What lines below mention the word "ylabel"? Copy each one.
+-------+
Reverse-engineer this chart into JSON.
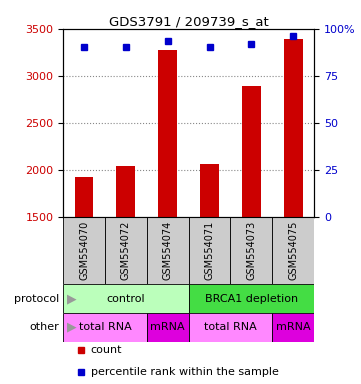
{
  "title": "GDS3791 / 209739_s_at",
  "samples": [
    "GSM554070",
    "GSM554072",
    "GSM554074",
    "GSM554071",
    "GSM554073",
    "GSM554075"
  ],
  "counts": [
    1920,
    2040,
    3270,
    2060,
    2890,
    3390
  ],
  "percentile_values": [
    3310,
    3310,
    3370,
    3310,
    3340,
    3420
  ],
  "ylim_left": [
    1500,
    3500
  ],
  "yticks_left": [
    1500,
    2000,
    2500,
    3000,
    3500
  ],
  "ylim_right": [
    0,
    100
  ],
  "yticks_right": [
    0,
    25,
    50,
    75,
    100
  ],
  "bar_color": "#cc0000",
  "dot_color": "#0000cc",
  "protocol_row": [
    {
      "label": "control",
      "span": [
        0,
        3
      ],
      "color": "#bbffbb"
    },
    {
      "label": "BRCA1 depletion",
      "span": [
        3,
        6
      ],
      "color": "#44dd44"
    }
  ],
  "other_row": [
    {
      "label": "total RNA",
      "span": [
        0,
        2
      ],
      "color": "#ff88ff"
    },
    {
      "label": "mRNA",
      "span": [
        2,
        3
      ],
      "color": "#dd00dd"
    },
    {
      "label": "total RNA",
      "span": [
        3,
        5
      ],
      "color": "#ff88ff"
    },
    {
      "label": "mRNA",
      "span": [
        5,
        6
      ],
      "color": "#dd00dd"
    }
  ],
  "left_label_color": "#cc0000",
  "right_label_color": "#0000cc",
  "grid_color": "#888888",
  "background_color": "#ffffff",
  "label_row_color": "#cccccc"
}
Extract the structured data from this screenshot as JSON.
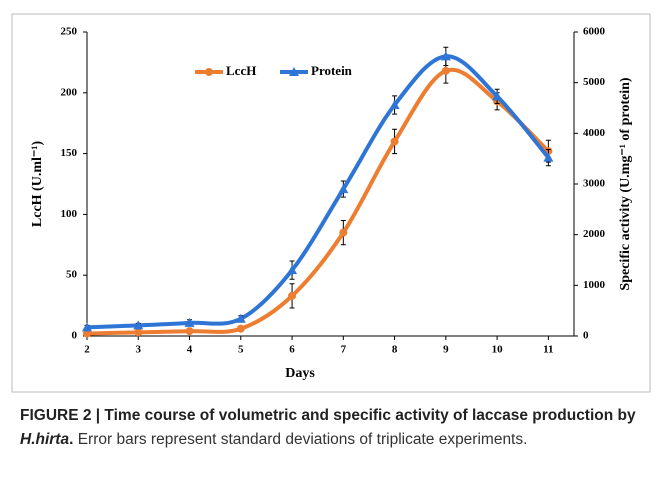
{
  "chart_data": {
    "type": "line",
    "x": [
      2,
      3,
      4,
      5,
      6,
      7,
      8,
      9,
      10,
      11
    ],
    "xlim": [
      2,
      11.5
    ],
    "xticks": [
      2,
      3,
      4,
      5,
      6,
      7,
      8,
      9,
      10,
      11
    ],
    "ylim": [
      0,
      250
    ],
    "yticks": [
      0,
      50,
      100,
      150,
      200,
      250
    ],
    "y2lim": [
      0,
      6000
    ],
    "y2ticks": [
      0,
      1000,
      2000,
      3000,
      4000,
      5000,
      6000
    ],
    "xlabel": "Days",
    "ylabel": "LccH (U.ml⁻¹)",
    "y2label": "Specific activity (U.mg⁻¹ of protein)",
    "grid": false,
    "legend": "top-left",
    "series": [
      {
        "name": "LccH",
        "color": "#ed7d31",
        "axis": "y",
        "marker": "circle",
        "values": [
          2,
          3,
          4,
          6,
          33,
          85,
          160,
          218,
          193,
          152
        ],
        "errors": [
          1,
          1,
          1,
          2,
          10,
          10,
          10,
          10,
          7,
          9
        ]
      },
      {
        "name": "Protein",
        "color": "#2e75d6",
        "axis": "y2",
        "marker": "triangle",
        "values": [
          170,
          210,
          260,
          340,
          1300,
          2900,
          4560,
          5520,
          4730,
          3520
        ],
        "errors": [
          40,
          40,
          60,
          60,
          180,
          160,
          180,
          180,
          140,
          160
        ]
      }
    ]
  },
  "caption": {
    "bold": "FIGURE 2 | Time course of volumetric and specific activity of laccase production by ",
    "italic": "H.hirta",
    "bold_end": ".",
    "text": " Error bars represent standard deviations of triplicate experiments."
  }
}
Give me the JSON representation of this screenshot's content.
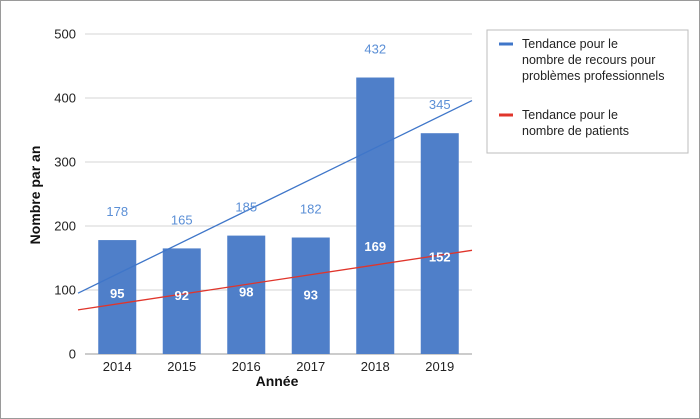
{
  "chart_data": {
    "type": "bar",
    "categories": [
      "2014",
      "2015",
      "2016",
      "2017",
      "2018",
      "2019"
    ],
    "series": [
      {
        "name": "Nombre de recours pour problèmes professionnels",
        "values": [
          178,
          165,
          185,
          182,
          432,
          345
        ]
      },
      {
        "name": "Nombre de patients",
        "values": [
          95,
          92,
          98,
          93,
          169,
          152
        ]
      }
    ],
    "top_labels": [
      "178",
      "165",
      "185",
      "182",
      "432",
      "345"
    ],
    "inner_labels": [
      "95",
      "92",
      "98",
      "93",
      "169",
      "152"
    ],
    "trendlines": [
      {
        "label": [
          "Tendance pour le",
          "nombre de recours pour",
          "problèmes professionnels"
        ],
        "color": "#3f76c9",
        "start": 95,
        "end": 396
      },
      {
        "label": [
          "Tendance pour le",
          "nombre de patients"
        ],
        "color": "#e0352b",
        "start": 69,
        "end": 162
      }
    ],
    "xlabel": "Année",
    "ylabel": "Nombre par an",
    "ylim": [
      0,
      500
    ],
    "yticks": [
      0,
      100,
      200,
      300,
      400,
      500
    ],
    "grid": true,
    "legend_position": "right",
    "bar_color": "#4f7fc9"
  }
}
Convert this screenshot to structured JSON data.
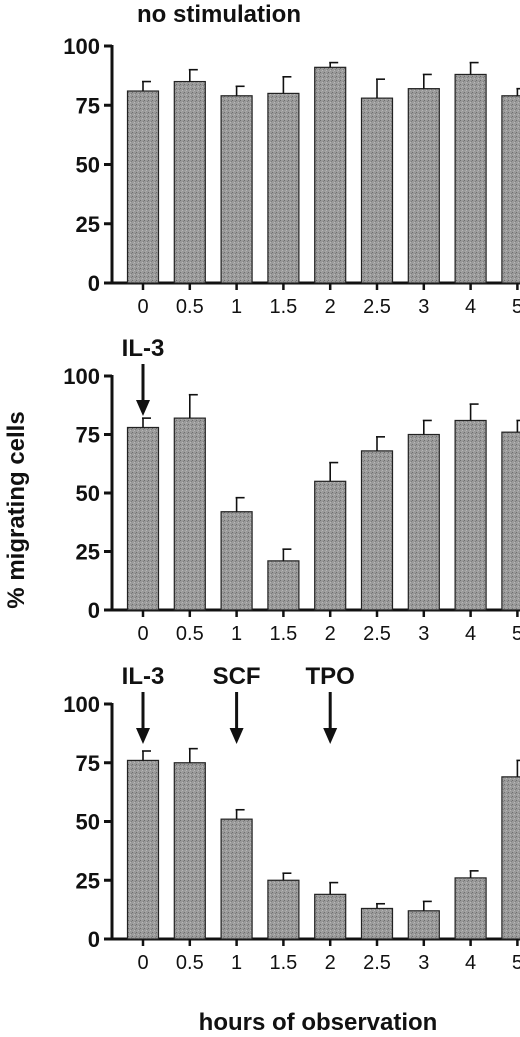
{
  "figure": {
    "ylabel": "% migrating cells",
    "xlabel": "hours of observation"
  },
  "chart_data": [
    {
      "type": "bar",
      "title": "no stimulation",
      "categories": [
        "0",
        "0.5",
        "1",
        "1.5",
        "2",
        "2.5",
        "3",
        "4",
        "5"
      ],
      "values": [
        81,
        85,
        79,
        80,
        91,
        78,
        82,
        88,
        79
      ],
      "errors": [
        4,
        5,
        4,
        7,
        2,
        8,
        6,
        5,
        3
      ],
      "ylim": [
        0,
        100
      ],
      "yticks": [
        0,
        25,
        50,
        75,
        100
      ],
      "annotations": []
    },
    {
      "type": "bar",
      "title": "",
      "categories": [
        "0",
        "0.5",
        "1",
        "1.5",
        "2",
        "2.5",
        "3",
        "4",
        "5"
      ],
      "values": [
        78,
        82,
        42,
        21,
        55,
        68,
        75,
        81,
        76
      ],
      "errors": [
        4,
        10,
        6,
        5,
        8,
        6,
        6,
        7,
        5
      ],
      "ylim": [
        0,
        100
      ],
      "yticks": [
        0,
        25,
        50,
        75,
        100
      ],
      "annotations": [
        {
          "text": "IL-3",
          "category": "0"
        }
      ]
    },
    {
      "type": "bar",
      "title": "",
      "categories": [
        "0",
        "0.5",
        "1",
        "1.5",
        "2",
        "2.5",
        "3",
        "4",
        "5"
      ],
      "values": [
        76,
        75,
        51,
        25,
        19,
        13,
        12,
        26,
        69
      ],
      "errors": [
        4,
        6,
        4,
        3,
        5,
        2,
        4,
        3,
        7
      ],
      "ylim": [
        0,
        100
      ],
      "yticks": [
        0,
        25,
        50,
        75,
        100
      ],
      "annotations": [
        {
          "text": "IL-3",
          "category": "0"
        },
        {
          "text": "SCF",
          "category": "1"
        },
        {
          "text": "TPO",
          "category": "2"
        }
      ]
    }
  ]
}
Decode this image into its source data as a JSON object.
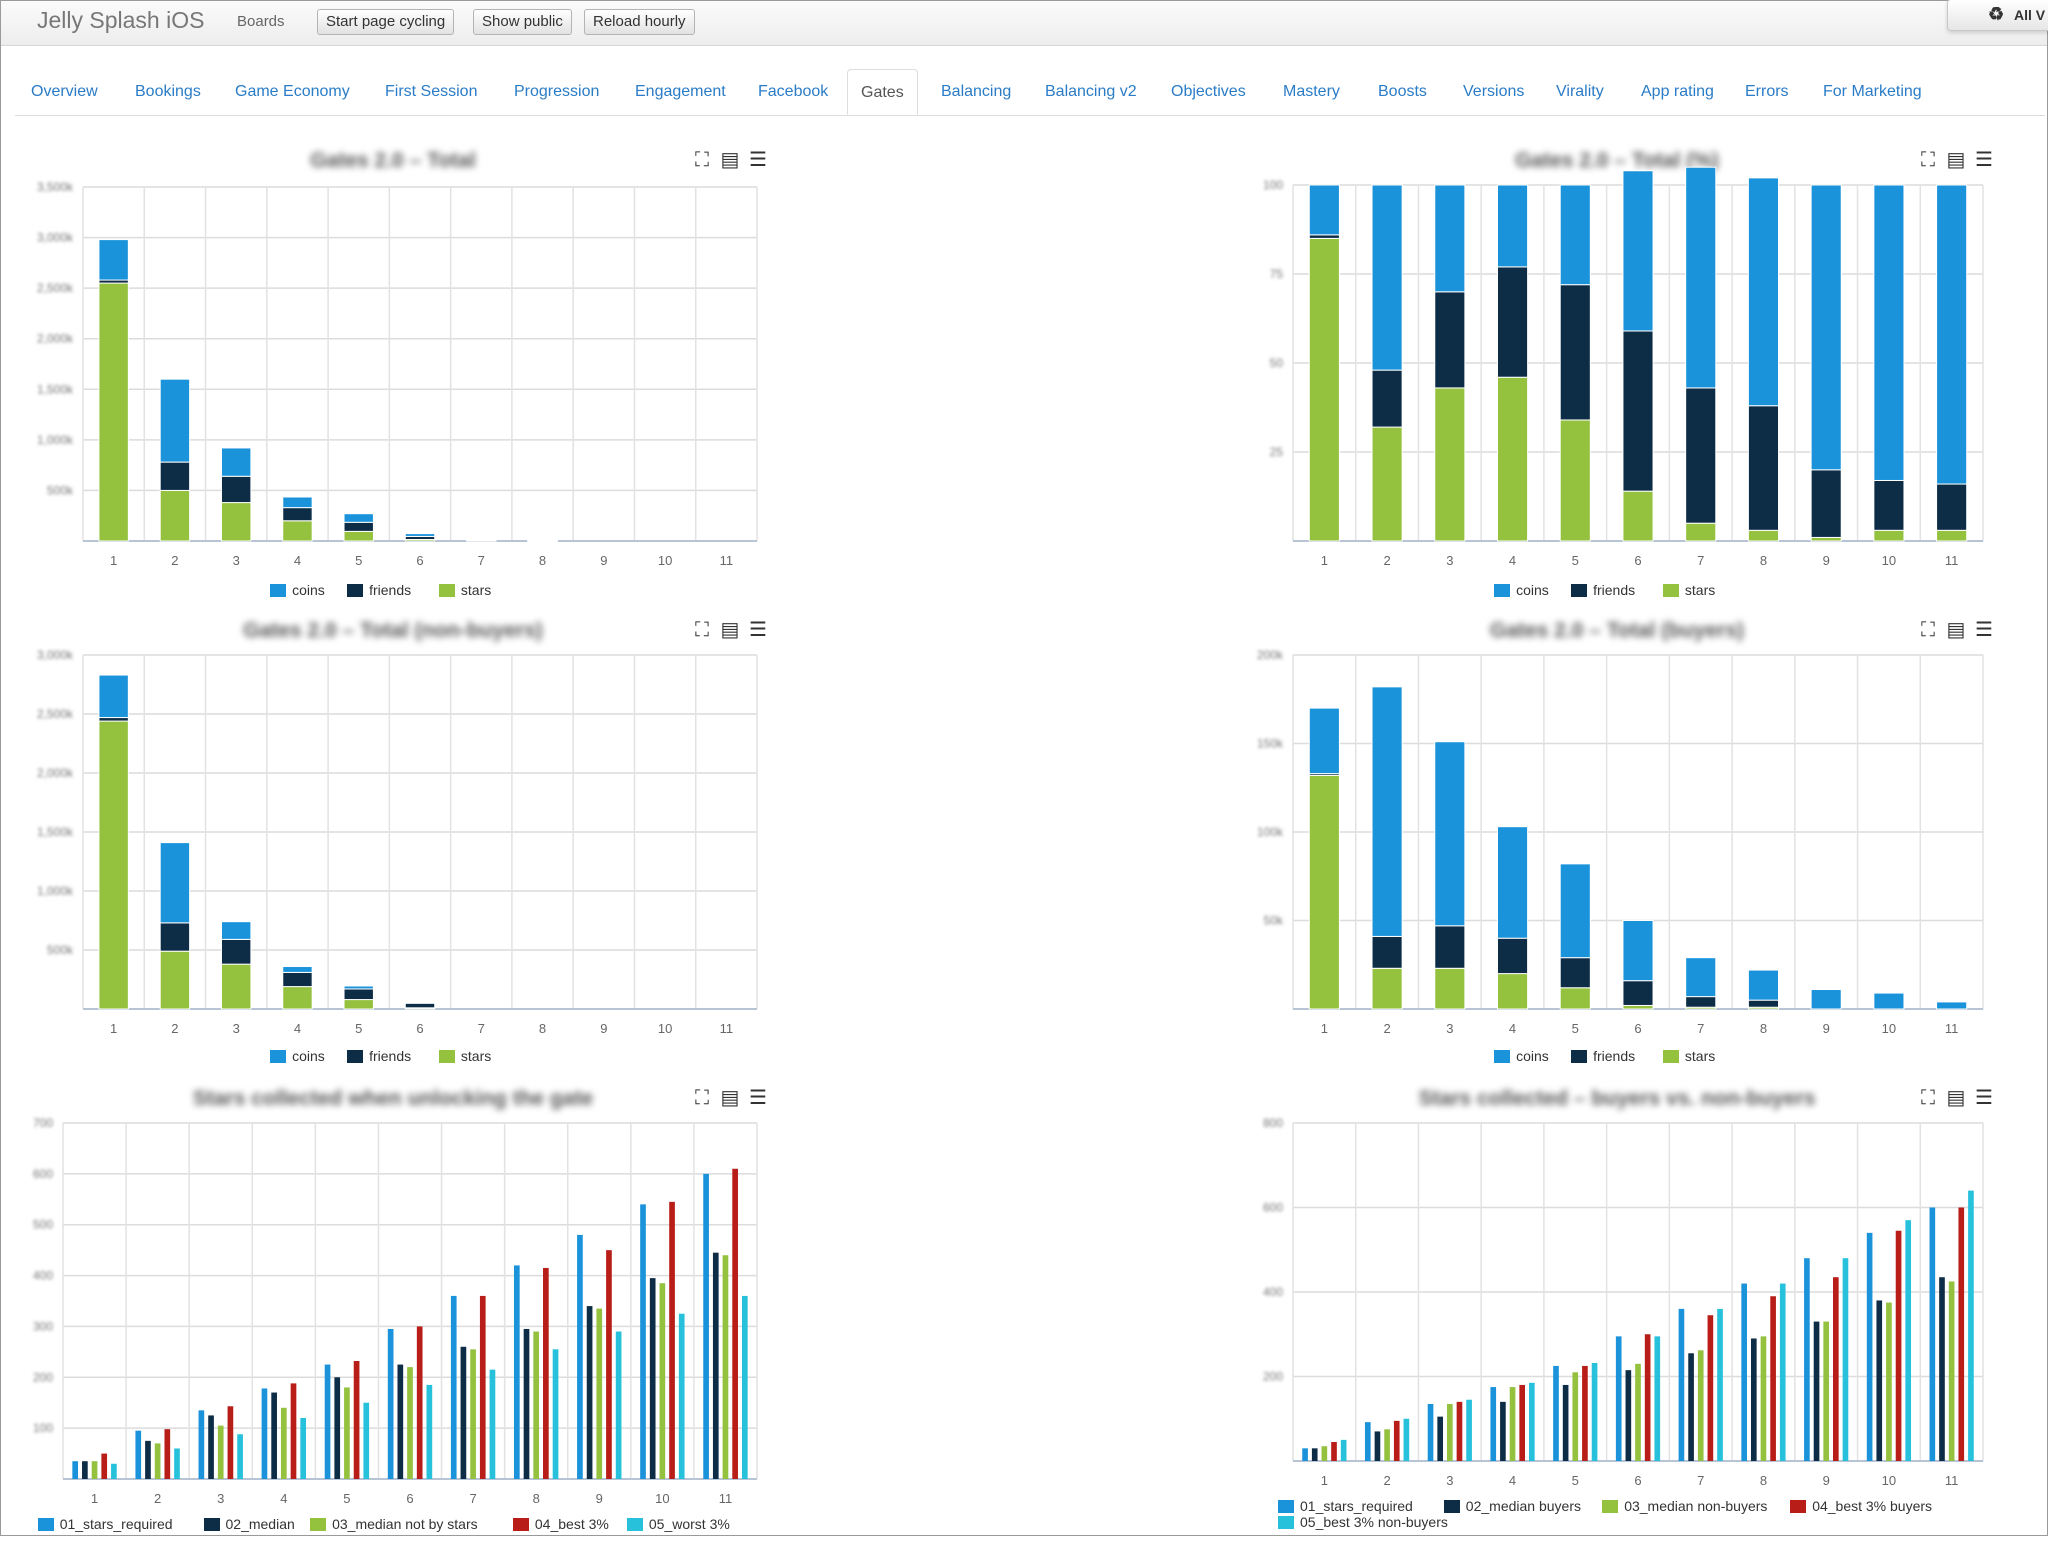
{
  "header": {
    "app_title": "Jelly Splash iOS",
    "boards_label": "Boards",
    "buttons": {
      "cycling": "Start page cycling",
      "public": "Show public",
      "reload": "Reload hourly"
    },
    "corner_label": "All V",
    "corner_icon": "recycle-icon"
  },
  "tabs": [
    "Overview",
    "Bookings",
    "Game Economy",
    "First Session",
    "Progression",
    "Engagement",
    "Facebook",
    "Gates",
    "Balancing",
    "Balancing v2",
    "Objectives",
    "Mastery",
    "Boosts",
    "Versions",
    "Virality",
    "App rating",
    "Errors",
    "For Marketing"
  ],
  "active_tab": "Gates",
  "icons": {
    "fullscreen": "fullscreen-icon",
    "table": "table-icon",
    "menu": "menu-icon"
  },
  "colors": {
    "coins": "#1a93db",
    "friends": "#0d2d47",
    "stars": "#94c13e",
    "best": "#b81d17",
    "worst": "#27c1dc",
    "link": "#2a7cc7"
  },
  "chart_data": [
    {
      "type": "bar",
      "stacked": true,
      "title": "Gates 2.0 – Total",
      "categories": [
        "1",
        "2",
        "3",
        "4",
        "5",
        "6",
        "7",
        "8",
        "9",
        "10",
        "11"
      ],
      "series": [
        {
          "name": "coins",
          "values": [
            400,
            820,
            280,
            105,
            85,
            28,
            8,
            5,
            0,
            0,
            0
          ]
        },
        {
          "name": "friends",
          "values": [
            30,
            280,
            260,
            130,
            90,
            30,
            5,
            2,
            0,
            0,
            0
          ]
        },
        {
          "name": "stars",
          "values": [
            2550,
            500,
            380,
            200,
            95,
            15,
            7,
            3,
            0,
            0,
            0
          ]
        }
      ],
      "ylim": [
        0,
        3500
      ],
      "yticks": [
        "3,500k",
        "3,000k",
        "2,500k",
        "2,000k",
        "1,500k",
        "1,000k",
        "500k"
      ],
      "legend": "bottom-center",
      "grid": true
    },
    {
      "type": "bar",
      "stacked": true,
      "title": "Gates 2.0 – Total (%)",
      "categories": [
        "1",
        "2",
        "3",
        "4",
        "5",
        "6",
        "7",
        "8",
        "9",
        "10",
        "11"
      ],
      "series": [
        {
          "name": "coins",
          "values": [
            14,
            52,
            30,
            23,
            28,
            45,
            62,
            64,
            80,
            83,
            84
          ]
        },
        {
          "name": "friends",
          "values": [
            1,
            16,
            27,
            31,
            38,
            45,
            38,
            35,
            19,
            14,
            13
          ]
        },
        {
          "name": "stars",
          "values": [
            85,
            32,
            43,
            46,
            34,
            14,
            5,
            3,
            1,
            3,
            3
          ]
        }
      ],
      "ylim": [
        0,
        100
      ],
      "yticks": [
        "100",
        "75",
        "50",
        "25"
      ],
      "legend": "bottom-center",
      "grid": true
    },
    {
      "type": "bar",
      "stacked": true,
      "title": "Gates 2.0 – Total (non-buyers)",
      "categories": [
        "1",
        "2",
        "3",
        "4",
        "5",
        "6",
        "7",
        "8",
        "9",
        "10",
        "11"
      ],
      "series": [
        {
          "name": "coins",
          "values": [
            360,
            680,
            150,
            50,
            25,
            5,
            0,
            0,
            0,
            0,
            0
          ]
        },
        {
          "name": "friends",
          "values": [
            30,
            240,
            210,
            120,
            90,
            40,
            0,
            0,
            0,
            0,
            0
          ]
        },
        {
          "name": "stars",
          "values": [
            2440,
            490,
            380,
            190,
            80,
            10,
            0,
            0,
            0,
            0,
            0
          ]
        }
      ],
      "ylim": [
        0,
        3000
      ],
      "yticks": [
        "3,000k",
        "2,500k",
        "2,000k",
        "1,500k",
        "1,000k",
        "500k"
      ],
      "legend": "bottom-center",
      "grid": true
    },
    {
      "type": "bar",
      "stacked": true,
      "title": "Gates 2.0 – Total (buyers)",
      "categories": [
        "1",
        "2",
        "3",
        "4",
        "5",
        "6",
        "7",
        "8",
        "9",
        "10",
        "11"
      ],
      "series": [
        {
          "name": "coins",
          "values": [
            37,
            141,
            104,
            63,
            53,
            34,
            22,
            17,
            11,
            9,
            4
          ]
        },
        {
          "name": "friends",
          "values": [
            1,
            18,
            24,
            20,
            17,
            14,
            6,
            4,
            0,
            0,
            0
          ]
        },
        {
          "name": "stars",
          "values": [
            132,
            23,
            23,
            20,
            12,
            2,
            1,
            1,
            0,
            0,
            0
          ]
        }
      ],
      "ylim": [
        0,
        200
      ],
      "yticks": [
        "200k",
        "150k",
        "100k",
        "50k"
      ],
      "legend": "bottom-center",
      "grid": true
    },
    {
      "type": "bar",
      "stacked": false,
      "title": "Stars collected when unlocking the gate",
      "categories": [
        "1",
        "2",
        "3",
        "4",
        "5",
        "6",
        "7",
        "8",
        "9",
        "10",
        "11"
      ],
      "series": [
        {
          "name": "01_stars_required",
          "values": [
            35,
            95,
            135,
            178,
            225,
            295,
            360,
            420,
            480,
            540,
            600
          ]
        },
        {
          "name": "02_median",
          "values": [
            35,
            75,
            125,
            170,
            200,
            225,
            260,
            295,
            340,
            395,
            445
          ]
        },
        {
          "name": "03_median not by stars",
          "values": [
            35,
            70,
            105,
            140,
            180,
            220,
            255,
            290,
            335,
            385,
            440
          ]
        },
        {
          "name": "04_best 3%",
          "values": [
            50,
            98,
            143,
            188,
            232,
            300,
            360,
            415,
            450,
            545,
            610
          ]
        },
        {
          "name": "05_worst 3%",
          "values": [
            30,
            60,
            88,
            120,
            150,
            185,
            215,
            255,
            290,
            325,
            360
          ]
        }
      ],
      "ylim": [
        0,
        700
      ],
      "yticks": [
        "700",
        "600",
        "500",
        "400",
        "300",
        "200",
        "100"
      ],
      "legend": "bottom-center",
      "grid": true
    },
    {
      "type": "bar",
      "stacked": false,
      "title": "Stars collected – buyers vs. non-buyers",
      "categories": [
        "1",
        "2",
        "3",
        "4",
        "5",
        "6",
        "7",
        "8",
        "9",
        "10",
        "11"
      ],
      "series": [
        {
          "name": "01_stars_required",
          "values": [
            30,
            92,
            135,
            175,
            225,
            295,
            360,
            420,
            480,
            540,
            600
          ]
        },
        {
          "name": "02_median buyers",
          "values": [
            30,
            70,
            105,
            140,
            180,
            215,
            255,
            290,
            330,
            380,
            435
          ]
        },
        {
          "name": "03_median non-buyers",
          "values": [
            35,
            75,
            135,
            175,
            210,
            230,
            262,
            295,
            330,
            375,
            425
          ]
        },
        {
          "name": "04_best 3% buyers",
          "values": [
            45,
            95,
            140,
            180,
            225,
            300,
            345,
            390,
            435,
            545,
            600
          ]
        },
        {
          "name": "05_best 3% non-buyers",
          "values": [
            50,
            100,
            145,
            185,
            232,
            295,
            360,
            420,
            480,
            570,
            640
          ]
        }
      ],
      "ylim": [
        0,
        800
      ],
      "yticks": [
        "800",
        "600",
        "400",
        "200"
      ],
      "legend": "bottom-center",
      "grid": true
    }
  ]
}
+-------+
## SOLVED PROBLEM
    "ylabel": "LccH (U.ml⁻¹)",
    "ylabel": "Nombre par an",
    "ylabel": "% migrating cells",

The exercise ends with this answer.